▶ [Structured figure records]
>>>>

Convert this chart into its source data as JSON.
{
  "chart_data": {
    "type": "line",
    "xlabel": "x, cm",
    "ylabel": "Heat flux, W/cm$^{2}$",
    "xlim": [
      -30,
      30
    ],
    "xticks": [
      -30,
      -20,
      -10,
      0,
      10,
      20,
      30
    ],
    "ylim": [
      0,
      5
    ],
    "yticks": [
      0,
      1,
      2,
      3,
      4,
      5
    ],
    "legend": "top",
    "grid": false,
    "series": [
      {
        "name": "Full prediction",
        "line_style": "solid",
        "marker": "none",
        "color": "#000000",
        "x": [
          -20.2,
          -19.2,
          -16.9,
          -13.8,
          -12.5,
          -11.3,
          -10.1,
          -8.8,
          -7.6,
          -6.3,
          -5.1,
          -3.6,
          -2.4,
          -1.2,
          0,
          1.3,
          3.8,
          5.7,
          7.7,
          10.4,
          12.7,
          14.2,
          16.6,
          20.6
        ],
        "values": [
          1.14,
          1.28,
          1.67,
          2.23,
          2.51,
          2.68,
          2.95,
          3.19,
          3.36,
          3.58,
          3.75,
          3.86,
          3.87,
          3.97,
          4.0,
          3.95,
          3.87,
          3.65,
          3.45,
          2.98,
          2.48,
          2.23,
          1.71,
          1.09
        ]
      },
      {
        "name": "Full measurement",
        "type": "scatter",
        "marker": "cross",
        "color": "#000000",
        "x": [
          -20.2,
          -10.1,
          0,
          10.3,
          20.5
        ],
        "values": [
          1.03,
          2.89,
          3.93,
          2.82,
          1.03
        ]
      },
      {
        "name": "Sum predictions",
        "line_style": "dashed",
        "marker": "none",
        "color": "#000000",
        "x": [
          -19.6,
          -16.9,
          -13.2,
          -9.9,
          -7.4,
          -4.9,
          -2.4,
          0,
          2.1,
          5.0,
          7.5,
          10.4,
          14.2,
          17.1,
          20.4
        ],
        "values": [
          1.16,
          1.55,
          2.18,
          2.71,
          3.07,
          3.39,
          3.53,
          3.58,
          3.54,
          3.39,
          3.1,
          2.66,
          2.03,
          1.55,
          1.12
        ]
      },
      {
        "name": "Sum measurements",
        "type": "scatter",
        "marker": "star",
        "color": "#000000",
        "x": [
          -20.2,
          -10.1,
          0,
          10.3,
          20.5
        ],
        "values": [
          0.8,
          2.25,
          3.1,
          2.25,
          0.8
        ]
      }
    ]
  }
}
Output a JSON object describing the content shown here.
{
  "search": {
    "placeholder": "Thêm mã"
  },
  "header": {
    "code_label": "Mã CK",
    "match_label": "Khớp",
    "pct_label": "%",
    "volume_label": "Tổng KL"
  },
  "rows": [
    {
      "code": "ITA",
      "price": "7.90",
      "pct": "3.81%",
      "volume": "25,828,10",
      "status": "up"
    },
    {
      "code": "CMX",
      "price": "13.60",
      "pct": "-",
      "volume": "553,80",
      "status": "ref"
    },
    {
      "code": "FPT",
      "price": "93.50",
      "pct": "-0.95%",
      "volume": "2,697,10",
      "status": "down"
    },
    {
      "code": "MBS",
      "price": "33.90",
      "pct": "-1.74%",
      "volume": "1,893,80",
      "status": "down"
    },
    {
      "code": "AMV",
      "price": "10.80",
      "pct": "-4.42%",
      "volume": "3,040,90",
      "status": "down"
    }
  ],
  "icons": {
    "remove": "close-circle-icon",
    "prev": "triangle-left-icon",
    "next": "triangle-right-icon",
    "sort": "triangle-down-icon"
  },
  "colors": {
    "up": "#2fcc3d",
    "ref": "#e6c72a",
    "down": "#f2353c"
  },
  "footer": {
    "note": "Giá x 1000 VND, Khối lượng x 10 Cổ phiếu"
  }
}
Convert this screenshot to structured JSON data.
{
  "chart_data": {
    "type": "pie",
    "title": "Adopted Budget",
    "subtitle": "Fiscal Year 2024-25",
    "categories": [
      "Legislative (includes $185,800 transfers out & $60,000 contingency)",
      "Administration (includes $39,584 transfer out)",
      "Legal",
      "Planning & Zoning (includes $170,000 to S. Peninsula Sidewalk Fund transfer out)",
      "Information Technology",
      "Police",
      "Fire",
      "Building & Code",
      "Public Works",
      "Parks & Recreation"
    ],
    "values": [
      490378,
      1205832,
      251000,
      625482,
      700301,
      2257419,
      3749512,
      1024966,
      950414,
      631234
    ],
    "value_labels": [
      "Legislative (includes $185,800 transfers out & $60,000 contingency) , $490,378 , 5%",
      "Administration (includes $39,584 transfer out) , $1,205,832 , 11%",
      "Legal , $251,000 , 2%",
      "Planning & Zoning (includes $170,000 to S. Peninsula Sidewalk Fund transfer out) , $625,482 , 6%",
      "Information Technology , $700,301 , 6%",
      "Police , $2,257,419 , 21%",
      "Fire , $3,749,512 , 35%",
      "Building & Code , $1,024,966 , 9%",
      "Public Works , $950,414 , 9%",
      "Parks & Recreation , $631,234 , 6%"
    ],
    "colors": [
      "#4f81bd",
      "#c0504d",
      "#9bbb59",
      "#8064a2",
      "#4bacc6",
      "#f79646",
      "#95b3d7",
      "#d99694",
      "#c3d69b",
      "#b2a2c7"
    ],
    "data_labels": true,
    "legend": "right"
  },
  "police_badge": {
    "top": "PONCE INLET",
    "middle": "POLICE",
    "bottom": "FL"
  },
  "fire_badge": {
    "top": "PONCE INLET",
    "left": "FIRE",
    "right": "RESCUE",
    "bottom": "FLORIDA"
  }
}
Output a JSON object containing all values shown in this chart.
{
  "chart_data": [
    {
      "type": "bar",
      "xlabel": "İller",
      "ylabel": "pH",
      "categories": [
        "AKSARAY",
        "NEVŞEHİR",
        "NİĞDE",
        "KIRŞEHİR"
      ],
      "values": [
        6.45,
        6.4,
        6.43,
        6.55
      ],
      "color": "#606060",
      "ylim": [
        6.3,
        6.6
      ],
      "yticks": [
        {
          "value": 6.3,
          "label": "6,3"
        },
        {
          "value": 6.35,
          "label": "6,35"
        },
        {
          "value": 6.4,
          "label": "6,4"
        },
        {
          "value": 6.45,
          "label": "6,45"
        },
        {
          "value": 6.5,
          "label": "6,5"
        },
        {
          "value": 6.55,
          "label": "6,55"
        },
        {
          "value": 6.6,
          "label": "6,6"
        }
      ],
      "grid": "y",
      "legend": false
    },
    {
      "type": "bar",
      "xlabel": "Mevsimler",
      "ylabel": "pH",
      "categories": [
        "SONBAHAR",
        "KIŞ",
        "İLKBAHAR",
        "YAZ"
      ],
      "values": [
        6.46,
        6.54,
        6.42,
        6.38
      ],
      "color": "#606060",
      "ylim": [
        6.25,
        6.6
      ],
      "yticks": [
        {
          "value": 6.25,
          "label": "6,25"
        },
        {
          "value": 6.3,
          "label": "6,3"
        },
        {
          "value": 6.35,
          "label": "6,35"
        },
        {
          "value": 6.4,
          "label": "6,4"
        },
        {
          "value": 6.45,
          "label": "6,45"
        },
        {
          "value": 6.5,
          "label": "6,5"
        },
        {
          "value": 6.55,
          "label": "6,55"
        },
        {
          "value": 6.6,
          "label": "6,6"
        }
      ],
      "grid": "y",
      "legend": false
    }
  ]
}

<<<<

▶ [SET EXERCISE]
Every entry must be retyped in full, exactly as given.

▶ [TASK RESULT]
Convert this chart into its source data as JSON.
{
  "chart_data": {
    "type": "line",
    "xlabel": "x, cm",
    "ylabel": "Heat flux, W/cm$^{2}$",
    "xlim": [
      -30,
      30
    ],
    "xticks": [
      -30,
      -20,
      -10,
      0,
      10,
      20,
      30
    ],
    "ylim": [
      0,
      5
    ],
    "yticks": [
      0,
      1,
      2,
      3,
      4,
      5
    ],
    "legend": "top",
    "grid": false,
    "series": [
      {
        "name": "Full prediction",
        "line_style": "solid",
        "marker": "none",
        "color": "#000000",
        "x": [
          -20.2,
          -19.2,
          -16.9,
          -13.8,
          -12.5,
          -11.3,
          -10.1,
          -8.8,
          -7.6,
          -6.3,
          -5.1,
          -3.6,
          -2.4,
          -1.2,
          0,
          1.3,
          3.8,
          5.7,
          7.7,
          10.4,
          12.7,
          14.2,
          16.6,
          20.6
        ],
        "values": [
          1.14,
          1.28,
          1.67,
          2.23,
          2.51,
          2.68,
          2.95,
          3.19,
          3.36,
          3.58,
          3.75,
          3.86,
          3.87,
          3.97,
          4.0,
          3.95,
          3.87,
          3.65,
          3.45,
          2.98,
          2.48,
          2.23,
          1.71,
          1.09
        ]
      },
      {
        "name": "Full measurement",
        "type": "scatter",
        "marker": "cross",
        "color": "#000000",
        "x": [
          -20.2,
          -10.1,
          0,
          10.3,
          20.5
        ],
        "values": [
          1.03,
          2.89,
          3.93,
          2.82,
          1.03
        ]
      },
      {
        "name": "Sum predictions",
        "line_style": "dashed",
        "marker": "none",
        "color": "#000000",
        "x": [
          -19.6,
          -16.9,
          -13.2,
          -9.9,
          -7.4,
          -4.9,
          -2.4,
          0,
          2.1,
          5.0,
          7.5,
          10.4,
          14.2,
          17.1,
          20.4
        ],
        "values": [
          1.16,
          1.55,
          2.18,
          2.71,
          3.07,
          3.39,
          3.53,
          3.58,
          3.54,
          3.39,
          3.1,
          2.66,
          2.03,
          1.55,
          1.12
        ]
      },
      {
        "name": "Sum measurements",
        "type": "scatter",
        "marker": "star",
        "color": "#000000",
        "x": [
          -20.2,
          -10.1,
          0,
          10.3,
          20.5
        ],
        "values": [
          0.8,
          2.25,
          3.1,
          2.25,
          0.8
        ]
      }
    ]
  }
}
Output a JSON object describing the content shown here.
{
  "search": {
    "placeholder": "Thêm mã"
  },
  "header": {
    "code_label": "Mã CK",
    "match_label": "Khớp",
    "pct_label": "%",
    "volume_label": "Tổng KL"
  },
  "rows": [
    {
      "code": "ITA",
      "price": "7.90",
      "pct": "3.81%",
      "volume": "25,828,10",
      "status": "up"
    },
    {
      "code": "CMX",
      "price": "13.60",
      "pct": "-",
      "volume": "553,80",
      "status": "ref"
    },
    {
      "code": "FPT",
      "price": "93.50",
      "pct": "-0.95%",
      "volume": "2,697,10",
      "status": "down"
    },
    {
      "code": "MBS",
      "price": "33.90",
      "pct": "-1.74%",
      "volume": "1,893,80",
      "status": "down"
    },
    {
      "code": "AMV",
      "price": "10.80",
      "pct": "-4.42%",
      "volume": "3,040,90",
      "status": "down"
    }
  ],
  "icons": {
    "remove": "close-circle-icon",
    "prev": "triangle-left-icon",
    "next": "triangle-right-icon",
    "sort": "triangle-down-icon"
  },
  "colors": {
    "up": "#2fcc3d",
    "ref": "#e6c72a",
    "down": "#f2353c"
  },
  "footer": {
    "note": "Giá x 1000 VND, Khối lượng x 10 Cổ phiếu"
  }
}
Convert this screenshot to structured JSON data.
{
  "chart_data": {
    "type": "pie",
    "title": "Adopted Budget",
    "subtitle": "Fiscal Year 2024-25",
    "categories": [
      "Legislative (includes $185,800 transfers out & $60,000 contingency)",
      "Administration (includes $39,584 transfer out)",
      "Legal",
      "Planning & Zoning (includes $170,000 to S. Peninsula Sidewalk Fund transfer out)",
      "Information Technology",
      "Police",
      "Fire",
      "Building & Code",
      "Public Works",
      "Parks & Recreation"
    ],
    "values": [
      490378,
      1205832,
      251000,
      625482,
      700301,
      2257419,
      3749512,
      1024966,
      950414,
      631234
    ],
    "value_labels": [
      "Legislative (includes $185,800 transfers out & $60,000 contingency) , $490,378 , 5%",
      "Administration (includes $39,584 transfer out) , $1,205,832 , 11%",
      "Legal , $251,000 , 2%",
      "Planning & Zoning (includes $170,000 to S. Peninsula Sidewalk Fund transfer out) , $625,482 , 6%",
      "Information Technology , $700,301 , 6%",
      "Police , $2,257,419 , 21%",
      "Fire , $3,749,512 , 35%",
      "Building & Code , $1,024,966 , 9%",
      "Public Works , $950,414 , 9%",
      "Parks & Recreation , $631,234 , 6%"
    ],
    "colors": [
      "#4f81bd",
      "#c0504d",
      "#9bbb59",
      "#8064a2",
      "#4bacc6",
      "#f79646",
      "#95b3d7",
      "#d99694",
      "#c3d69b",
      "#b2a2c7"
    ],
    "data_labels": true,
    "legend": "right"
  },
  "police_badge": {
    "top": "PONCE INLET",
    "middle": "POLICE",
    "bottom": "FL"
  },
  "fire_badge": {
    "top": "PONCE INLET",
    "left": "FIRE",
    "right": "RESCUE",
    "bottom": "FLORIDA"
  }
}
Output a JSON object containing all values shown in this chart.
{
  "chart_data": [
    {
      "type": "bar",
      "xlabel": "İller",
      "ylabel": "pH",
      "categories": [
        "AKSARAY",
        "NEVŞEHİR",
        "NİĞDE",
        "KIRŞEHİR"
      ],
      "values": [
        6.45,
        6.4,
        6.43,
        6.55
      ],
      "color": "#606060",
      "ylim": [
        6.3,
        6.6
      ],
      "yticks": [
        {
          "value": 6.3,
          "label": "6,3"
        },
        {
          "value": 6.35,
          "label": "6,35"
        },
        {
          "value": 6.4,
          "label": "6,4"
        },
        {
          "value": 6.45,
          "label": "6,45"
        },
        {
          "value": 6.5,
          "label": "6,5"
        },
        {
          "value": 6.55,
          "label": "6,55"
        },
        {
          "value": 6.6,
          "label": "6,6"
        }
      ],
      "grid": "y",
      "legend": false
    },
    {
      "type": "bar",
      "xlabel": "Mevsimler",
      "ylabel": "pH",
      "categories": [
        "SONBAHAR",
        "KIŞ",
        "İLKBAHAR",
        "YAZ"
      ],
      "values": [
        6.46,
        6.54,
        6.42,
        6.38
      ],
      "color": "#606060",
      "ylim": [
        6.25,
        6.6
      ],
      "yticks": [
        {
          "value": 6.25,
          "label": "6,25"
        },
        {
          "value": 6.3,
          "label": "6,3"
        },
        {
          "value": 6.35,
          "label": "6,35"
        },
        {
          "value": 6.4,
          "label": "6,4"
        },
        {
          "value": 6.45,
          "label": "6,45"
        },
        {
          "value": 6.5,
          "label": "6,5"
        },
        {
          "value": 6.55,
          "label": "6,55"
        },
        {
          "value": 6.6,
          "label": "6,6"
        }
      ],
      "grid": "y",
      "legend": false
    }
  ]
}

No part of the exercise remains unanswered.